==== TEXTE EXTRAIT

Ar Soner a écrit:
J'ai toujours eu l'impression que le gros des militants intersectionnels que j'ai croisé n'étaient pas vraiment intéressés par la recherche de vérité et le mieux-penser (ils se contrefichent des sophismes et des biais cognitifs auxquels ils sont eux-mêmes soumis), et qu'ils ne s’accommodaient des études sociologiques que dans la mesure où elles allaient dans leur sens et leur permettaient de sortir des arguments massues dans le cadre des débats.
Tu n'as pas tort. C'est aussi l'impression que j'en ai, pour ce que j'en connais.
Cela dit, pour ma part, c'est surtout sur les réseaux sociaux que j'ai l'occasion de les lire et je ne perds pas de vue que c'est probablement un miroir déformant. Un peu comme la zététique a mauvaise réputation à cause des "gros relous (...) qui débarquent de nulle part et essayent de t'expliquer pourquoi tu as tout faux en utilisant — n'importe comment — des outils issus de la zététique" dont tu parles plus bas, je me dis que les militants intersectionnels que je lis ne doivent pas forcément nous faire mettre au placard les théories intersectionnelles parce qu'elles sont mal lues/utilisées/comprises par certain-e-s.
Au passage, si tu es intéressé par l'intersectionnalité et que tu souhaites te faire un avis informé et éclairé, tu devrais entre autres lire un texte de Gérard Noiriel qui la critique assez vertement. Noiriel est un historien
dont j'ai déjà parlé ici et qui a écrit un excellent texte sur les gilets jaunes et la supposée neutralité axiologique. Il fait - à mon goût - du bon boulot (pour ce que j'en connais, c'est à dire pas grand chose, à vrai dire). Mais, étant très engagé dans ce que j'appellerais une "lutte des classes", il pense que
"la classe sociale est un facteur plus déterminant que le genre ou l’origine pour comprendre le fonctionnement de nos sociétés" et est donc assez critique vis à vis du discours intersectionnel. Du coup, en réponse, la revue
Mouvements a fait un dossier pour répondre point par point à ses critiques.
J'imagine qu'en parcourant tout cela, tu auras une bonne idée des enjeux, et tu découvriras peut-être un aspect de l'intersectionnalité plus "sérieux" car théorisé par des chercheuses et chercheurs, et non récupéré par des militants un peu moins scrupuleux.

========

OBJECTIF ÉNONCÉ 1:
D'après le message sur l'intersectionnalité, quel est le métier de Gérard Noiriel ?
OBJECTIF ÉNONCÉ 2:
Recopiez, dans le message sur l'intersectionnalité, le passage allant de "Au passage, si" jusqu'à "à ses critiques.".
OBJECTIF ÉNONCÉ 3:
Indiquez si chacune des affirmations suivantes concorde avec le message sur l'intersectionnalité, en répondant par oui ou par non et en citant les mots décisifs du message.
(a) L'auteur lit surtout les militants intersectionnels sur les réseaux sociaux.
(b) Noiriel juge le genre plus déterminant que la classe sociale pour comprendre nos sociétés.
(c) La revue Mouvements a publié un dossier pour répondre aux critiques de Noiriel.
Les enregistrements qui suivent proviennent d'une autre source.

==== DONNÉES FOURNIES

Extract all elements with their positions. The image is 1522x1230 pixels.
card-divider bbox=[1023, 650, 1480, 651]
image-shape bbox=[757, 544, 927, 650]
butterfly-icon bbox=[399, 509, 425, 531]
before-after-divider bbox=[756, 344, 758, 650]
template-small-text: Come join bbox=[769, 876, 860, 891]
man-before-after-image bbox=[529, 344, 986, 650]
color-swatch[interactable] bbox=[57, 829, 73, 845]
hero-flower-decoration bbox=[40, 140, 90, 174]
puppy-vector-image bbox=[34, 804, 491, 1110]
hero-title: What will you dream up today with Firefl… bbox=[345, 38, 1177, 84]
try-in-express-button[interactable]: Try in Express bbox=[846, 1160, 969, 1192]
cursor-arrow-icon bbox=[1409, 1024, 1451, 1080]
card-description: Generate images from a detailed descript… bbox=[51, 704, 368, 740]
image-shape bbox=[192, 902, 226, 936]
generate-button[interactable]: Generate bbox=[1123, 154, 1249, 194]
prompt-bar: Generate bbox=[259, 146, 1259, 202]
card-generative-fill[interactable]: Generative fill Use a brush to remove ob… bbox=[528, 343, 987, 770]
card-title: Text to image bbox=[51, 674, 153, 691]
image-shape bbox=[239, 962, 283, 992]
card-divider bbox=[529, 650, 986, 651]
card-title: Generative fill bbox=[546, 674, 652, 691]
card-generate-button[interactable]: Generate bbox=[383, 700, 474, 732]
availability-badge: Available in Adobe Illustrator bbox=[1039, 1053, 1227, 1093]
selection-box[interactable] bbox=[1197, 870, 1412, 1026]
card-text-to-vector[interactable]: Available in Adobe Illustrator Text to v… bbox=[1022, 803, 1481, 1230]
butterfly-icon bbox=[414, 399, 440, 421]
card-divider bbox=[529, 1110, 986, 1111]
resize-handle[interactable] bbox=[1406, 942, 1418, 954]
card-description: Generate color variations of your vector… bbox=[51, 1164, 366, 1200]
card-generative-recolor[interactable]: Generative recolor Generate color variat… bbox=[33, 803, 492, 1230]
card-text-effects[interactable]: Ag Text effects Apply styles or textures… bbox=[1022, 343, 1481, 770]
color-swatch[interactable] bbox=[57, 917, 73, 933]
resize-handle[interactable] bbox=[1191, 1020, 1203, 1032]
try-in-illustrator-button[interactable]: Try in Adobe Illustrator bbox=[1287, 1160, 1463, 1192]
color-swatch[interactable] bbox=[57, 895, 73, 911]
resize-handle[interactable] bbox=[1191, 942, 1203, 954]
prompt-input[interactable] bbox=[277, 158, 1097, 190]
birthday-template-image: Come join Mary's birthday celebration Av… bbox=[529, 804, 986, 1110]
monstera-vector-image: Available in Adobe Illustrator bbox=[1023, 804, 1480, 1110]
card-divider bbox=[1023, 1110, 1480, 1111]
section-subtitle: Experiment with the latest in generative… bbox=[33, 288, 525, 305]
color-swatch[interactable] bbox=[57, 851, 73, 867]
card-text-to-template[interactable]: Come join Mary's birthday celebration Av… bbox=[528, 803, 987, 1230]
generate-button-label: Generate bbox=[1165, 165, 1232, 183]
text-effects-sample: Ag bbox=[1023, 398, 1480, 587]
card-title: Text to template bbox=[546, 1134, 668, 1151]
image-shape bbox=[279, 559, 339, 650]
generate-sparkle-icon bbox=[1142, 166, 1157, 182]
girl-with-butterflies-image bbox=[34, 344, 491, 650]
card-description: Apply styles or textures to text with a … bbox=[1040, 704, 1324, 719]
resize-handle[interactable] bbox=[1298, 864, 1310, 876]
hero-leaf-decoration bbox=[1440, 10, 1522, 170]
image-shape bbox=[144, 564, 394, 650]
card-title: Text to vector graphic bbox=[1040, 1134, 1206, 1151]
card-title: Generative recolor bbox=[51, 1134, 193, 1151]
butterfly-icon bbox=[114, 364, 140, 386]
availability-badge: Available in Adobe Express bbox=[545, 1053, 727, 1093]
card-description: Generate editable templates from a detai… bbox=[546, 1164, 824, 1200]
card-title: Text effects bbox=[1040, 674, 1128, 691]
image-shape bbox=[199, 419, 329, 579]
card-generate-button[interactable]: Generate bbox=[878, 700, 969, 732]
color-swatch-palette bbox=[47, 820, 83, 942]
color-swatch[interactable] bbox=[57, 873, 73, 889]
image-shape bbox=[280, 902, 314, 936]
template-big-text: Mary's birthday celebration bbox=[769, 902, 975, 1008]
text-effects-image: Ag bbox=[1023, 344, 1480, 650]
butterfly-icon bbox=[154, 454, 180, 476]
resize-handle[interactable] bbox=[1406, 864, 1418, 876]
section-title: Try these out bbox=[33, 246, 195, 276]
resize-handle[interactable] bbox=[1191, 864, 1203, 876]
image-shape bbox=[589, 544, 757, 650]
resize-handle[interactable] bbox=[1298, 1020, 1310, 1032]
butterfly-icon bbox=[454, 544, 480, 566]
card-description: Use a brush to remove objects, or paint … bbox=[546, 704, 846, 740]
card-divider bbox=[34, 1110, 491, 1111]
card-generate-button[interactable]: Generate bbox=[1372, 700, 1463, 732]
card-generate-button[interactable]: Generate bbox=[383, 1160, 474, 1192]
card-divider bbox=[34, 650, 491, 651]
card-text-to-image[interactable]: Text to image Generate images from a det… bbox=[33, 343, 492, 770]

========

BONNE RÉPONSE 1:
Gérard Noiriel est historien.

BONNE RÉPONSE 2:
Au passage, si tu es intéressé par l'intersectionnalité et que tu souhaites te faire un avis informé et éclairé, tu devrais entre autres lire un texte de Gérard Noiriel qui la critique assez vertement. Noiriel est un historien
dont j'ai déjà parlé ici et qui a écrit un excellent texte sur les gilets jaunes et la supposée neutralité axiologique. Il fait - à mon goût - du bon boulot (pour ce que j'en connais, c'est à dire pas grand chose, à vrai dire). Mais, étant très engagé dans ce que j'appellerais une "lutte des classes", il pense que
"la classe sociale est un facteur plus déterminant que le genre ou l’origine pour comprendre le fonctionnement de nos sociétés" et est donc assez critique vis à vis du discours intersectionnel. Du coup, en réponse, la revue
Mouvements a fait un dossier pour répondre point par point à ses critiques.

BONNE RÉPONSE 3:
(a) Oui : « c'est surtout sur les réseaux sociaux que j'ai l'occasion de les lire ».
(b) Non : « la classe sociale est un facteur plus déterminant que le genre ou l’origine pour comprendre le fonctionnement de nos sociétés ».
(c) Oui : « Mouvements a fait un dossier pour répondre point par point à ses critiques ».